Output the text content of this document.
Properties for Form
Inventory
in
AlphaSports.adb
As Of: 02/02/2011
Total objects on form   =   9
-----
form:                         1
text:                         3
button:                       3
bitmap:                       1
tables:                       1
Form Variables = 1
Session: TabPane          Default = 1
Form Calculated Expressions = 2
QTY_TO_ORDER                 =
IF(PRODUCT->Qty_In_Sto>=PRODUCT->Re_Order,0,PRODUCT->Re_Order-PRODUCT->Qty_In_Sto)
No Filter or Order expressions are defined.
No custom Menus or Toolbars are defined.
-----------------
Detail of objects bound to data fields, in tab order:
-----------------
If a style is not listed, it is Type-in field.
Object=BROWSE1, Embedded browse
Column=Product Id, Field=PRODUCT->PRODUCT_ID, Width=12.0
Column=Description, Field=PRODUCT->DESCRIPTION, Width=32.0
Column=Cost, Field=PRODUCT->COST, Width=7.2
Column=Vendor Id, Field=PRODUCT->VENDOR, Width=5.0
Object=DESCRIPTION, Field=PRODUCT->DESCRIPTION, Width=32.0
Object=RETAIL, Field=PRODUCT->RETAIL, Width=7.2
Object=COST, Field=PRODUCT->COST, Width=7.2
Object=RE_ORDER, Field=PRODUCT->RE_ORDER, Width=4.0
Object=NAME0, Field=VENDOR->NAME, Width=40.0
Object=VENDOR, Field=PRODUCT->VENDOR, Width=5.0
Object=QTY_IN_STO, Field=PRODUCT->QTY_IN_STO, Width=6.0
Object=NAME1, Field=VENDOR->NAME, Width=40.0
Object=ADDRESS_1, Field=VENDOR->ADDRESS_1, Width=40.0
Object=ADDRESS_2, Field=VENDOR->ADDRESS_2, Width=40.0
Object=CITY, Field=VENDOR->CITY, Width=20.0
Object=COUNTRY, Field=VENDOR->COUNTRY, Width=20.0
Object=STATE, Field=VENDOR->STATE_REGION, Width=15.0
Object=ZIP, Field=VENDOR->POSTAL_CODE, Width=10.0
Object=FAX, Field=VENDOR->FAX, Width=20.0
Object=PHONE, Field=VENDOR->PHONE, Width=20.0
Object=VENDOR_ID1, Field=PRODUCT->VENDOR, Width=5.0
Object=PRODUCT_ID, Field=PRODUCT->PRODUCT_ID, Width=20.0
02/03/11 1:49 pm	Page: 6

**Aim**. The records above are to be copied in full, exactly as written.

**Final answer**.
Output the text content of this document.
Properties for Form
Inventory
in
AlphaSports.adb
As Of: 02/02/2011
Total objects on form   =   9
-----
form:                         1
text:                         3
button:                       3
bitmap:                       1
tables:                       1
Form Variables = 1
Session: TabPane          Default = 1
Form Calculated Expressions = 2
QTY_TO_ORDER                 =
IF(PRODUCT->Qty_In_Sto>=PRODUCT->Re_Order,0,PRODUCT->Re_Order-PRODUCT->Qty_In_Sto)
No Filter or Order expressions are defined.
No custom Menus or Toolbars are defined.
-----------------
Detail of objects bound to data fields, in tab order:
-----------------
If a style is not listed, it is Type-in field.
Object=BROWSE1, Embedded browse
Column=Product Id, Field=PRODUCT->PRODUCT_ID, Width=12.0
Column=Description, Field=PRODUCT->DESCRIPTION, Width=32.0
Column=Cost, Field=PRODUCT->COST, Width=7.2
Column=Vendor Id, Field=PRODUCT->VENDOR, Width=5.0
Object=DESCRIPTION, Field=PRODUCT->DESCRIPTION, Width=32.0
Object=RETAIL, Field=PRODUCT->RETAIL, Width=7.2
Object=COST, Field=PRODUCT->COST, Width=7.2
Object=RE_ORDER, Field=PRODUCT->RE_ORDER, Width=4.0
Object=NAME0, Field=VENDOR->NAME, Width=40.0
Object=VENDOR, Field=PRODUCT->VENDOR, Width=5.0
Object=QTY_IN_STO, Field=PRODUCT->QTY_IN_STO, Width=6.0
Object=NAME1, Field=VENDOR->NAME, Width=40.0
Object=ADDRESS_1, Field=VENDOR->ADDRESS_1, Width=40.0
Object=ADDRESS_2, Field=VENDOR->ADDRESS_2, Width=40.0
Object=CITY, Field=VENDOR->CITY, Width=20.0
Object=COUNTRY, Field=VENDOR->COUNTRY, Width=20.0
Object=STATE, Field=VENDOR->STATE_REGION, Width=15.0
Object=ZIP, Field=VENDOR->POSTAL_CODE, Width=10.0
Object=FAX, Field=VENDOR->FAX, Width=20.0
Object=PHONE, Field=VENDOR->PHONE, Width=20.0
Object=VENDOR_ID1, Field=PRODUCT->VENDOR, Width=5.0
Object=PRODUCT_ID, Field=PRODUCT->PRODUCT_ID, Width=20.0
02/03/11 1:49 pm	Page: 6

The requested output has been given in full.